▶ **WHAT IS ASKED**
Pictures do not belong in the copy, so please give every entry below again exactly.

▶ **SUPPLIED INFORMATION**
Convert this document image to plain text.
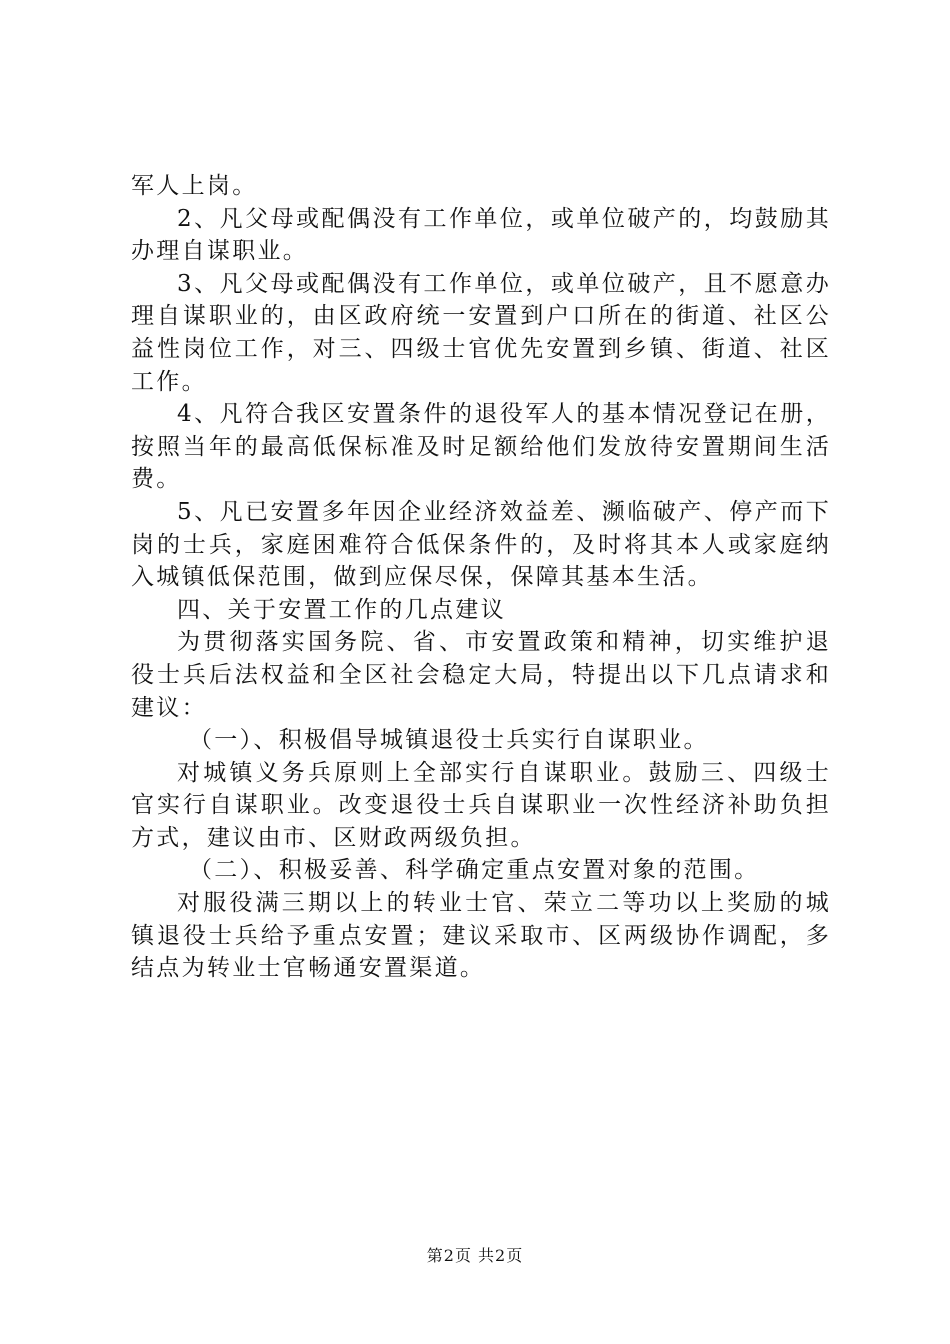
军人上岗。

2、凡父母或配偶没有工作单位，或单位破产的，均鼓励其办理自谋职业。

3、凡父母或配偶没有工作单位，或单位破产，且不愿意办理自谋职业的，由区政府统一安置到户口所在的街道、社区公益性岗位工作，对三、四级士官优先安置到乡镇、街道、社区工作。

4、凡符合我区安置条件的退役军人的基本情况登记在册，按照当年的最高低保标准及时足额给他们发放待安置期间生活费。

5、凡已安置多年因企业经济效益差、濒临破产、停产而下岗的士兵，家庭困难符合低保条件的，及时将其本人或家庭纳入城镇低保范围，做到应保尽保，保障其基本生活。

四、关于安置工作的几点建议

为贯彻落实国务院、省、市安置政策和精神，切实维护退役士兵后法权益和全区社会稳定大局，特提出以下几点请求和建议：

（一）、积极倡导城镇退役士兵实行自谋职业。

对城镇义务兵原则上全部实行自谋职业。鼓励三、四级士官实行自谋职业。改变退役士兵自谋职业一次性经济补助负担方式，建议由市、区财政两级负担。

（二）、积极妥善、科学确定重点安置对象的范围。

对服役满三期以上的转业士官、荣立二等功以上奖励的城镇退役士兵给予重点安置；建议采取市、区两级协作调配，多结点为转业士官畅通安置渠道。

第2页 共2页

▶ **FULL OUTPUT**
Convert this document image to plain text.
军人上岗。

2、凡父母或配偶没有工作单位，或单位破产的，均鼓励其办理自谋职业。

3、凡父母或配偶没有工作单位，或单位破产，且不愿意办理自谋职业的，由区政府统一安置到户口所在的街道、社区公益性岗位工作，对三、四级士官优先安置到乡镇、街道、社区工作。

4、凡符合我区安置条件的退役军人的基本情况登记在册，按照当年的最高低保标准及时足额给他们发放待安置期间生活费。

5、凡已安置多年因企业经济效益差、濒临破产、停产而下岗的士兵，家庭困难符合低保条件的，及时将其本人或家庭纳入城镇低保范围，做到应保尽保，保障其基本生活。

四、关于安置工作的几点建议

为贯彻落实国务院、省、市安置政策和精神，切实维护退役士兵后法权益和全区社会稳定大局，特提出以下几点请求和建议：

（一）、积极倡导城镇退役士兵实行自谋职业。

对城镇义务兵原则上全部实行自谋职业。鼓励三、四级士官实行自谋职业。改变退役士兵自谋职业一次性经济补助负担方式，建议由市、区财政两级负担。

（二）、积极妥善、科学确定重点安置对象的范围。

对服役满三期以上的转业士官、荣立二等功以上奖励的城镇退役士兵给予重点安置；建议采取市、区两级协作调配，多结点为转业士官畅通安置渠道。

第2页 共2页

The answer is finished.